*Exercise*
Each line of the material below should be reproduced exactly.

* * * * * * *

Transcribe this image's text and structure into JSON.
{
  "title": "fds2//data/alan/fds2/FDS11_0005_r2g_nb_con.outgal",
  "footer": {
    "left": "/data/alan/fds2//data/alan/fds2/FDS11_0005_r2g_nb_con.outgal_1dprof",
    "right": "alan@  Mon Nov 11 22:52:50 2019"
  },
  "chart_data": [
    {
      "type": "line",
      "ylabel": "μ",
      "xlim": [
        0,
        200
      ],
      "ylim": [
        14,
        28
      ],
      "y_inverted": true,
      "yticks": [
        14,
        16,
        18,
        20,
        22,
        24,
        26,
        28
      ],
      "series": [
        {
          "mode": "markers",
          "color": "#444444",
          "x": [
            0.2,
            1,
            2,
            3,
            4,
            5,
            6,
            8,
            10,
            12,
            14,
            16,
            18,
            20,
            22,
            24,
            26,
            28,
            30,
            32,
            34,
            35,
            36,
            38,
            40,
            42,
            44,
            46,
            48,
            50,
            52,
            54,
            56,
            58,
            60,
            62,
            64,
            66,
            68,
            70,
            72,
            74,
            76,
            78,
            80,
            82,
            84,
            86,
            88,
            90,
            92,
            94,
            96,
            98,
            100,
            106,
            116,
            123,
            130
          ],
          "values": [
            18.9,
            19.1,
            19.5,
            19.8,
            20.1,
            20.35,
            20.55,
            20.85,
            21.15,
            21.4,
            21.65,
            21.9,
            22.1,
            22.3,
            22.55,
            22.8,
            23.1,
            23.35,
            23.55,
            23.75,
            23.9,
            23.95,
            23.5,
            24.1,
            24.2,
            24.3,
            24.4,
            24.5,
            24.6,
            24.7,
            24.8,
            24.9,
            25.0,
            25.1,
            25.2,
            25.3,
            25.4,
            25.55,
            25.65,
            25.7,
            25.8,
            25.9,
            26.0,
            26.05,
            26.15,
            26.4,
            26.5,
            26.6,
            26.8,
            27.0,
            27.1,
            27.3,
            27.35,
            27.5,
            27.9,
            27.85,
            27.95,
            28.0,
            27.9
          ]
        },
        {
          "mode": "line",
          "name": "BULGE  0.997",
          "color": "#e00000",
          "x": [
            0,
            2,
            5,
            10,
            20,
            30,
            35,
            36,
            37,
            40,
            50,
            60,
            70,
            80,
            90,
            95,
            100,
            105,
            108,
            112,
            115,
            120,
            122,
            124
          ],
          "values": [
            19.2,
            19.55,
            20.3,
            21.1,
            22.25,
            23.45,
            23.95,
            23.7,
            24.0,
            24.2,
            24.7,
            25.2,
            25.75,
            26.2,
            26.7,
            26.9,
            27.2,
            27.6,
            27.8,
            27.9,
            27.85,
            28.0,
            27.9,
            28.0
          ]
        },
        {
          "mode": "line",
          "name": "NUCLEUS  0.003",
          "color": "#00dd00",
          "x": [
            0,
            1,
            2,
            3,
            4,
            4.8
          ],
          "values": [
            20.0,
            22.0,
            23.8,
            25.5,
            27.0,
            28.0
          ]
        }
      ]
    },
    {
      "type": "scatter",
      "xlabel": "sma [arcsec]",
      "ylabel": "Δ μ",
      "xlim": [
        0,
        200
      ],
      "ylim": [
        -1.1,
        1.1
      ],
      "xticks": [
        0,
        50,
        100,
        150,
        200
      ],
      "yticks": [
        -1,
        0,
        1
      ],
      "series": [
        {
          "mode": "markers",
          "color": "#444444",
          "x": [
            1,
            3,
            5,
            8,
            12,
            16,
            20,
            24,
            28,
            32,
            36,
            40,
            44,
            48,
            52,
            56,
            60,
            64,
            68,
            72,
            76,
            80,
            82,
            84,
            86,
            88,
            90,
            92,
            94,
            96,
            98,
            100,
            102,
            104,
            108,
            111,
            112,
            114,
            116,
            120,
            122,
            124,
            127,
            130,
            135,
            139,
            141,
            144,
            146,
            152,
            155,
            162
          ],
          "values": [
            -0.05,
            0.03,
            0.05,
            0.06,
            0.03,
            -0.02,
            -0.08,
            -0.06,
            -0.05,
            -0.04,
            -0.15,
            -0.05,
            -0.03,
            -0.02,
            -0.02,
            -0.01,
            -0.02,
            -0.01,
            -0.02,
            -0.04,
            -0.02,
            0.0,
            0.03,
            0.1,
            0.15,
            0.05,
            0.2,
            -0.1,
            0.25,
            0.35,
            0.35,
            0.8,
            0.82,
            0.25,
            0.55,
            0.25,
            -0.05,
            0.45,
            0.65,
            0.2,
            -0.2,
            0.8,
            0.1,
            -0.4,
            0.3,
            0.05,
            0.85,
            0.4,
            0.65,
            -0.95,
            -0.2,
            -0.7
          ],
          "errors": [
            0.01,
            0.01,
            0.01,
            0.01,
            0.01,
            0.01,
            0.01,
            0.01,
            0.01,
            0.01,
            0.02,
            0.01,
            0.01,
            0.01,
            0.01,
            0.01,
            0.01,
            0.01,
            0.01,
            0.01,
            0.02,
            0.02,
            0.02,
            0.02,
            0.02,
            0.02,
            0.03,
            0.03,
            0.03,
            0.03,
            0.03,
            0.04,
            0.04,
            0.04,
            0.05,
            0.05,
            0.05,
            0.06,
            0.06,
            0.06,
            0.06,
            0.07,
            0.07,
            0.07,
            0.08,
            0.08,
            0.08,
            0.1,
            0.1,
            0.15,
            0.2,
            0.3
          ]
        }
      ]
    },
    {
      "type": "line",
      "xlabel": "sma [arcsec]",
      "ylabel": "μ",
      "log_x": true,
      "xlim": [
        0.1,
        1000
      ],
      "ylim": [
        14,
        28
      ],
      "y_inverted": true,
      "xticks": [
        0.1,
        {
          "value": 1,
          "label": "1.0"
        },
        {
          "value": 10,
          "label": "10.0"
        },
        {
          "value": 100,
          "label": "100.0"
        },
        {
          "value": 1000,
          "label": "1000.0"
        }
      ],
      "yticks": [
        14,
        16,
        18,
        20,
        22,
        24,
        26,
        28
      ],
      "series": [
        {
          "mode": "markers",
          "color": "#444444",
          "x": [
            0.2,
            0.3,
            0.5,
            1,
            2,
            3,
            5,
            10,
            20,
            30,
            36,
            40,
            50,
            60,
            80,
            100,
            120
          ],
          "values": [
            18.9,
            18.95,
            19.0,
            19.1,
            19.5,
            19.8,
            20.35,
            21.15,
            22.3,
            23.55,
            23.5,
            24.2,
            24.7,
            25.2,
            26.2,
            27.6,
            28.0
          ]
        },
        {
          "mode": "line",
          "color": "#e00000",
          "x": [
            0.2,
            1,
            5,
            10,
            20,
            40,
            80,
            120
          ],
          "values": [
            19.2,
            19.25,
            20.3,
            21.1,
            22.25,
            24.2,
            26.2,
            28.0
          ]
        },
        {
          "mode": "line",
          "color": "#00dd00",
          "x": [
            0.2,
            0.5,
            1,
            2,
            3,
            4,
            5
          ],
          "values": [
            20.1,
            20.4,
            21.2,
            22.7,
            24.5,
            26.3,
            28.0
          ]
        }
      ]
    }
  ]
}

* * * * * * *

*Exercise response*
Transcribe this image's text and structure into JSON.
{
  "title": "fds2//data/alan/fds2/FDS11_0005_r2g_nb_con.outgal",
  "footer": {
    "left": "/data/alan/fds2//data/alan/fds2/FDS11_0005_r2g_nb_con.outgal_1dprof",
    "right": "alan@  Mon Nov 11 22:52:50 2019"
  },
  "chart_data": [
    {
      "type": "line",
      "ylabel": "μ",
      "xlim": [
        0,
        200
      ],
      "ylim": [
        14,
        28
      ],
      "y_inverted": true,
      "yticks": [
        14,
        16,
        18,
        20,
        22,
        24,
        26,
        28
      ],
      "series": [
        {
          "mode": "markers",
          "color": "#444444",
          "x": [
            0.2,
            1,
            2,
            3,
            4,
            5,
            6,
            8,
            10,
            12,
            14,
            16,
            18,
            20,
            22,
            24,
            26,
            28,
            30,
            32,
            34,
            35,
            36,
            38,
            40,
            42,
            44,
            46,
            48,
            50,
            52,
            54,
            56,
            58,
            60,
            62,
            64,
            66,
            68,
            70,
            72,
            74,
            76,
            78,
            80,
            82,
            84,
            86,
            88,
            90,
            92,
            94,
            96,
            98,
            100,
            106,
            116,
            123,
            130
          ],
          "values": [
            18.9,
            19.1,
            19.5,
            19.8,
            20.1,
            20.35,
            20.55,
            20.85,
            21.15,
            21.4,
            21.65,
            21.9,
            22.1,
            22.3,
            22.55,
            22.8,
            23.1,
            23.35,
            23.55,
            23.75,
            23.9,
            23.95,
            23.5,
            24.1,
            24.2,
            24.3,
            24.4,
            24.5,
            24.6,
            24.7,
            24.8,
            24.9,
            25.0,
            25.1,
            25.2,
            25.3,
            25.4,
            25.55,
            25.65,
            25.7,
            25.8,
            25.9,
            26.0,
            26.05,
            26.15,
            26.4,
            26.5,
            26.6,
            26.8,
            27.0,
            27.1,
            27.3,
            27.35,
            27.5,
            27.9,
            27.85,
            27.95,
            28.0,
            27.9
          ]
        },
        {
          "mode": "line",
          "name": "BULGE  0.997",
          "color": "#e00000",
          "x": [
            0,
            2,
            5,
            10,
            20,
            30,
            35,
            36,
            37,
            40,
            50,
            60,
            70,
            80,
            90,
            95,
            100,
            105,
            108,
            112,
            115,
            120,
            122,
            124
          ],
          "values": [
            19.2,
            19.55,
            20.3,
            21.1,
            22.25,
            23.45,
            23.95,
            23.7,
            24.0,
            24.2,
            24.7,
            25.2,
            25.75,
            26.2,
            26.7,
            26.9,
            27.2,
            27.6,
            27.8,
            27.9,
            27.85,
            28.0,
            27.9,
            28.0
          ]
        },
        {
          "mode": "line",
          "name": "NUCLEUS  0.003",
          "color": "#00dd00",
          "x": [
            0,
            1,
            2,
            3,
            4,
            4.8
          ],
          "values": [
            20.0,
            22.0,
            23.8,
            25.5,
            27.0,
            28.0
          ]
        }
      ]
    },
    {
      "type": "scatter",
      "xlabel": "sma [arcsec]",
      "ylabel": "Δ μ",
      "xlim": [
        0,
        200
      ],
      "ylim": [
        -1.1,
        1.1
      ],
      "xticks": [
        0,
        50,
        100,
        150,
        200
      ],
      "yticks": [
        -1,
        0,
        1
      ],
      "series": [
        {
          "mode": "markers",
          "color": "#444444",
          "x": [
            1,
            3,
            5,
            8,
            12,
            16,
            20,
            24,
            28,
            32,
            36,
            40,
            44,
            48,
            52,
            56,
            60,
            64,
            68,
            72,
            76,
            80,
            82,
            84,
            86,
            88,
            90,
            92,
            94,
            96,
            98,
            100,
            102,
            104,
            108,
            111,
            112,
            114,
            116,
            120,
            122,
            124,
            127,
            130,
            135,
            139,
            141,
            144,
            146,
            152,
            155,
            162
          ],
          "values": [
            -0.05,
            0.03,
            0.05,
            0.06,
            0.03,
            -0.02,
            -0.08,
            -0.06,
            -0.05,
            -0.04,
            -0.15,
            -0.05,
            -0.03,
            -0.02,
            -0.02,
            -0.01,
            -0.02,
            -0.01,
            -0.02,
            -0.04,
            -0.02,
            0.0,
            0.03,
            0.1,
            0.15,
            0.05,
            0.2,
            -0.1,
            0.25,
            0.35,
            0.35,
            0.8,
            0.82,
            0.25,
            0.55,
            0.25,
            -0.05,
            0.45,
            0.65,
            0.2,
            -0.2,
            0.8,
            0.1,
            -0.4,
            0.3,
            0.05,
            0.85,
            0.4,
            0.65,
            -0.95,
            -0.2,
            -0.7
          ],
          "errors": [
            0.01,
            0.01,
            0.01,
            0.01,
            0.01,
            0.01,
            0.01,
            0.01,
            0.01,
            0.01,
            0.02,
            0.01,
            0.01,
            0.01,
            0.01,
            0.01,
            0.01,
            0.01,
            0.01,
            0.01,
            0.02,
            0.02,
            0.02,
            0.02,
            0.02,
            0.02,
            0.03,
            0.03,
            0.03,
            0.03,
            0.03,
            0.04,
            0.04,
            0.04,
            0.05,
            0.05,
            0.05,
            0.06,
            0.06,
            0.06,
            0.06,
            0.07,
            0.07,
            0.07,
            0.08,
            0.08,
            0.08,
            0.1,
            0.1,
            0.15,
            0.2,
            0.3
          ]
        }
      ]
    },
    {
      "type": "line",
      "xlabel": "sma [arcsec]",
      "ylabel": "μ",
      "log_x": true,
      "xlim": [
        0.1,
        1000
      ],
      "ylim": [
        14,
        28
      ],
      "y_inverted": true,
      "xticks": [
        0.1,
        {
          "value": 1,
          "label": "1.0"
        },
        {
          "value": 10,
          "label": "10.0"
        },
        {
          "value": 100,
          "label": "100.0"
        },
        {
          "value": 1000,
          "label": "1000.0"
        }
      ],
      "yticks": [
        14,
        16,
        18,
        20,
        22,
        24,
        26,
        28
      ],
      "series": [
        {
          "mode": "markers",
          "color": "#444444",
          "x": [
            0.2,
            0.3,
            0.5,
            1,
            2,
            3,
            5,
            10,
            20,
            30,
            36,
            40,
            50,
            60,
            80,
            100,
            120
          ],
          "values": [
            18.9,
            18.95,
            19.0,
            19.1,
            19.5,
            19.8,
            20.35,
            21.15,
            22.3,
            23.55,
            23.5,
            24.2,
            24.7,
            25.2,
            26.2,
            27.6,
            28.0
          ]
        },
        {
          "mode": "line",
          "color": "#e00000",
          "x": [
            0.2,
            1,
            5,
            10,
            20,
            40,
            80,
            120
          ],
          "values": [
            19.2,
            19.25,
            20.3,
            21.1,
            22.25,
            24.2,
            26.2,
            28.0
          ]
        },
        {
          "mode": "line",
          "color": "#00dd00",
          "x": [
            0.2,
            0.5,
            1,
            2,
            3,
            4,
            5
          ],
          "values": [
            20.1,
            20.4,
            21.2,
            22.7,
            24.5,
            26.3,
            28.0
          ]
        }
      ]
    }
  ]
}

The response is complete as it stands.